*Your task:* Return each line that holds the word "cree".

Items from a dataset
---

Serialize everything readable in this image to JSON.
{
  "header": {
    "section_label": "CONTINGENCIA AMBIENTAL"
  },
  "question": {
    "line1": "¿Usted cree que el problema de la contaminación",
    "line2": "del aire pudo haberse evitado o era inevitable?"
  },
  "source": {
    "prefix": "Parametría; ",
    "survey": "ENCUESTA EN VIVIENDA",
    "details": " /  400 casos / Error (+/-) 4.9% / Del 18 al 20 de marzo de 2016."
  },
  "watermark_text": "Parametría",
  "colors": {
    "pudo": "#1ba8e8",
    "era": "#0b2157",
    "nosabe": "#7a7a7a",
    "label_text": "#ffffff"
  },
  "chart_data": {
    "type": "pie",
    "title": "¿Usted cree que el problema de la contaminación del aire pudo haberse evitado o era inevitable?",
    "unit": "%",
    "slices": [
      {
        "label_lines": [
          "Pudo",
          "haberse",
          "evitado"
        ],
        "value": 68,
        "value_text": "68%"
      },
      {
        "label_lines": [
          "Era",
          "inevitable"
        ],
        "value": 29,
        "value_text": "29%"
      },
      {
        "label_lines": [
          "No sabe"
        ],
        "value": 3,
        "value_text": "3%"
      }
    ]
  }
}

---

*Response to the exercise:*
    "line1": "¿Usted cree que el problema de la contaminación",
    "title": "¿Usted cree que el problema de la contaminación del aire pudo haberse evitado o era inevitable?",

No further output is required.